Data tied to figure images:
━━━━━━━━━━━━━━━━

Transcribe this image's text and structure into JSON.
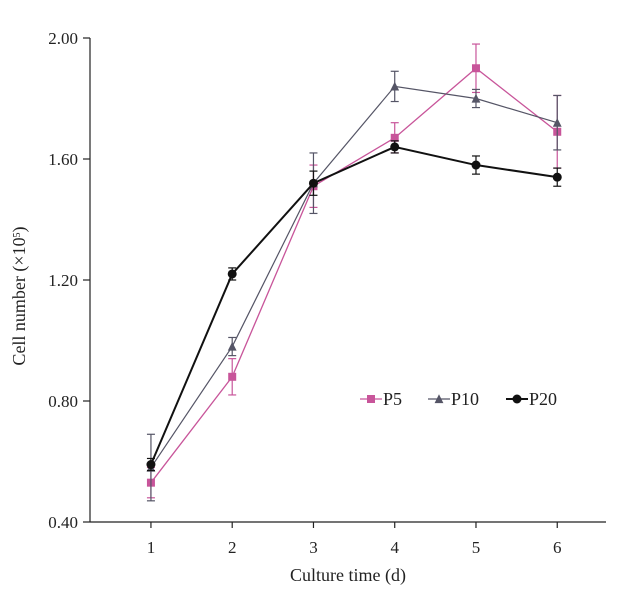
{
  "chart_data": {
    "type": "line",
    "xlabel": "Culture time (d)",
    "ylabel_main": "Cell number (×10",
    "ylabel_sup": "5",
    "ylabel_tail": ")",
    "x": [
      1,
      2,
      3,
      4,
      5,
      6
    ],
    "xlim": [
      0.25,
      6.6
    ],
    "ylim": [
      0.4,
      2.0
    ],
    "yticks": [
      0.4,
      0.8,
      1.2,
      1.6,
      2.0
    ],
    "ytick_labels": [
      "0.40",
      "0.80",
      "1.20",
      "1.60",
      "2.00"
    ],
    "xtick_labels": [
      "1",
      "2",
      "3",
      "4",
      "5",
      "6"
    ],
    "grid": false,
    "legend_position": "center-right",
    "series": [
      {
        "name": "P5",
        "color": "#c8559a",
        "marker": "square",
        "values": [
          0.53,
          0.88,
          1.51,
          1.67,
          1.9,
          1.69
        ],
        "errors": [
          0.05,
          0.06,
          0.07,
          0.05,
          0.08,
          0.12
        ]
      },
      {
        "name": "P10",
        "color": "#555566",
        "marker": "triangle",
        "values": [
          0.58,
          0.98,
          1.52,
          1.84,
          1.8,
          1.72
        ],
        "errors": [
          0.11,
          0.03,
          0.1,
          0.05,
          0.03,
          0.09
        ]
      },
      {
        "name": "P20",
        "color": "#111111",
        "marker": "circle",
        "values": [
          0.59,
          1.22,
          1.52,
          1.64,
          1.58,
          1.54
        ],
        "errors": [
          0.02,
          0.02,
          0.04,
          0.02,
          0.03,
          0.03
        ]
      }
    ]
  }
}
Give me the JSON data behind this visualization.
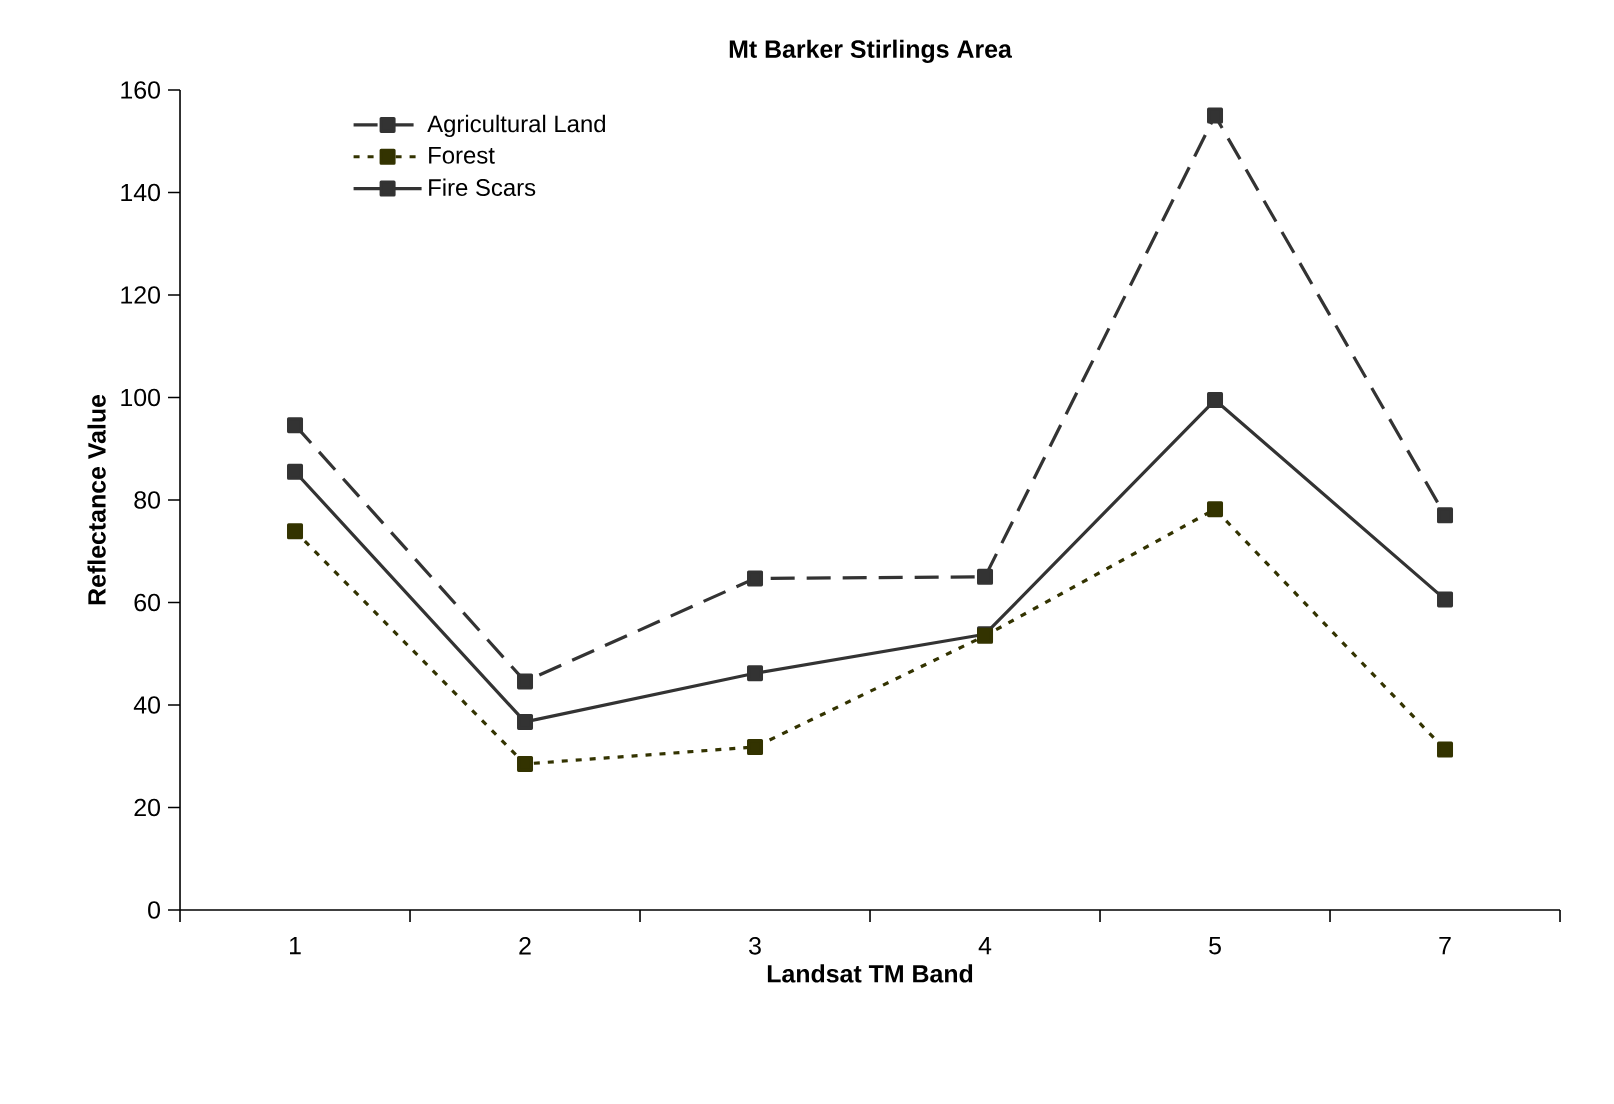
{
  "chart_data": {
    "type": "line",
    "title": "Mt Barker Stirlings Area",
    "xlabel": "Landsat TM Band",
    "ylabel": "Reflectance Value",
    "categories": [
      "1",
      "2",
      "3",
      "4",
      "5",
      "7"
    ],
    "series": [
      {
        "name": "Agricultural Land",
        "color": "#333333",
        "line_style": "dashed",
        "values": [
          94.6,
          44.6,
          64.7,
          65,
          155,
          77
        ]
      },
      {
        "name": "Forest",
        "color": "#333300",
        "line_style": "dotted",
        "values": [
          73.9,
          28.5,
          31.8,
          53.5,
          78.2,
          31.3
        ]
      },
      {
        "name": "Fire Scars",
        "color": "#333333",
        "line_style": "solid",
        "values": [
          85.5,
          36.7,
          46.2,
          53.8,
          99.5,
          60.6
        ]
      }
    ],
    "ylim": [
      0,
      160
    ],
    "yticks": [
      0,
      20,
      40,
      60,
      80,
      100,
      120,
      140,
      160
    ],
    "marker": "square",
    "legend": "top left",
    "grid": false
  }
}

━━━━━━━━━━━━━━━━

- [What is being asked]: Every record must be copied exactly, with images dropped from the result.

- [Answer to this exercise]:
Transcribe this image's text and structure into JSON.
{
  "chart_data": {
    "type": "line",
    "xlabel": "Culture time (d)",
    "ylabel_main": "Cell number (×10",
    "ylabel_sup": "5",
    "ylabel_tail": ")",
    "x": [
      1,
      2,
      3,
      4,
      5,
      6
    ],
    "xlim": [
      0.25,
      6.6
    ],
    "ylim": [
      0.4,
      2.0
    ],
    "yticks": [
      0.4,
      0.8,
      1.2,
      1.6,
      2.0
    ],
    "ytick_labels": [
      "0.40",
      "0.80",
      "1.20",
      "1.60",
      "2.00"
    ],
    "xtick_labels": [
      "1",
      "2",
      "3",
      "4",
      "5",
      "6"
    ],
    "grid": false,
    "legend_position": "center-right",
    "series": [
      {
        "name": "P5",
        "color": "#c8559a",
        "marker": "square",
        "values": [
          0.53,
          0.88,
          1.51,
          1.67,
          1.9,
          1.69
        ],
        "errors": [
          0.05,
          0.06,
          0.07,
          0.05,
          0.08,
          0.12
        ]
      },
      {
        "name": "P10",
        "color": "#555566",
        "marker": "triangle",
        "values": [
          0.58,
          0.98,
          1.52,
          1.84,
          1.8,
          1.72
        ],
        "errors": [
          0.11,
          0.03,
          0.1,
          0.05,
          0.03,
          0.09
        ]
      },
      {
        "name": "P20",
        "color": "#111111",
        "marker": "circle",
        "values": [
          0.59,
          1.22,
          1.52,
          1.64,
          1.58,
          1.54
        ],
        "errors": [
          0.02,
          0.02,
          0.04,
          0.02,
          0.03,
          0.03
        ]
      }
    ]
  }
}
Give me the JSON data behind this visualization.
{
  "chart_data": {
    "type": "line",
    "title": "Mt Barker Stirlings Area",
    "xlabel": "Landsat TM Band",
    "ylabel": "Reflectance Value",
    "categories": [
      "1",
      "2",
      "3",
      "4",
      "5",
      "7"
    ],
    "series": [
      {
        "name": "Agricultural Land",
        "color": "#333333",
        "line_style": "dashed",
        "values": [
          94.6,
          44.6,
          64.7,
          65,
          155,
          77
        ]
      },
      {
        "name": "Forest",
        "color": "#333300",
        "line_style": "dotted",
        "values": [
          73.9,
          28.5,
          31.8,
          53.5,
          78.2,
          31.3
        ]
      },
      {
        "name": "Fire Scars",
        "color": "#333333",
        "line_style": "solid",
        "values": [
          85.5,
          36.7,
          46.2,
          53.8,
          99.5,
          60.6
        ]
      }
    ],
    "ylim": [
      0,
      160
    ],
    "yticks": [
      0,
      20,
      40,
      60,
      80,
      100,
      120,
      140,
      160
    ],
    "marker": "square",
    "legend": "top left",
    "grid": false
  }
}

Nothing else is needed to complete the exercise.